Check every line for the word "Spread" and give the number of lines where it occurs, nothing else.

(Records from a collection of figures)
════════════════════
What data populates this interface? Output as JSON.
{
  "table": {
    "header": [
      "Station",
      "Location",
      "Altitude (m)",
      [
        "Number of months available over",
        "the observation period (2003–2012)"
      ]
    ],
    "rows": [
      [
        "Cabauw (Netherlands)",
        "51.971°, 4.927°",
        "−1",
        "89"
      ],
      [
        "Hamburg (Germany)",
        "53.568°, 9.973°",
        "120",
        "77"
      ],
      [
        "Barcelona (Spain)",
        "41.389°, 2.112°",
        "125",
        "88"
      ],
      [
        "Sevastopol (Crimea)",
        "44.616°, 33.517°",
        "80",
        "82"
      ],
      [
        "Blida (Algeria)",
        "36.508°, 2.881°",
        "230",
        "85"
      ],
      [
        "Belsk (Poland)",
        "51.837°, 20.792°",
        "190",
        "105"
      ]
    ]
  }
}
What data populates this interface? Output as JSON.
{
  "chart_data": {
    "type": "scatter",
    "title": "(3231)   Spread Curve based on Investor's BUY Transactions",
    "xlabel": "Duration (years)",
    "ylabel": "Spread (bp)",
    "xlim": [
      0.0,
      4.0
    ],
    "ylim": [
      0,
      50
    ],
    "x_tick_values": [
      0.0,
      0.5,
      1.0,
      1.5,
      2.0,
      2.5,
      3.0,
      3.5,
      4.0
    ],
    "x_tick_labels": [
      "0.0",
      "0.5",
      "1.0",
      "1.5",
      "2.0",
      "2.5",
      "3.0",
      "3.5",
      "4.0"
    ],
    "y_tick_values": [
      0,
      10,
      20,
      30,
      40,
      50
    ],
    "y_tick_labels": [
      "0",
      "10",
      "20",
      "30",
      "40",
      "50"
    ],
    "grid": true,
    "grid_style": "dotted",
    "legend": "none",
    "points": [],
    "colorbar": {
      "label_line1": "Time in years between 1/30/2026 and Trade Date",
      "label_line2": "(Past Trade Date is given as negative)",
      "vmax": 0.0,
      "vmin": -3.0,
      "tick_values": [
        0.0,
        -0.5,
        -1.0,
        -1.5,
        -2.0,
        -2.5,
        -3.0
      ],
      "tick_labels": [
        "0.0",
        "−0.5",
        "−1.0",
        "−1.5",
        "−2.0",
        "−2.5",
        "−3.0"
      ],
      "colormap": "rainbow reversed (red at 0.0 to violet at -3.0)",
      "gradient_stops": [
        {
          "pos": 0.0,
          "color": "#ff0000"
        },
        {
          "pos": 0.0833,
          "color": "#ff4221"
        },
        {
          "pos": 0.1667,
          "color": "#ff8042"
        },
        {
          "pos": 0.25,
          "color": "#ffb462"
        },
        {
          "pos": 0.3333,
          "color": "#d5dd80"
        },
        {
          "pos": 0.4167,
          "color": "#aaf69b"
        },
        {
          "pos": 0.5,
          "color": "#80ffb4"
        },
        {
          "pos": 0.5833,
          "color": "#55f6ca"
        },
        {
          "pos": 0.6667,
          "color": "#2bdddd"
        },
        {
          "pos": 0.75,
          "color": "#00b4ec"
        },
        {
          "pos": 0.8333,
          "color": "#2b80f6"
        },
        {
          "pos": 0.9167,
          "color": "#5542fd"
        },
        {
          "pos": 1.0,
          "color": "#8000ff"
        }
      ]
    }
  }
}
════════════════════
__Response for this exercise__
2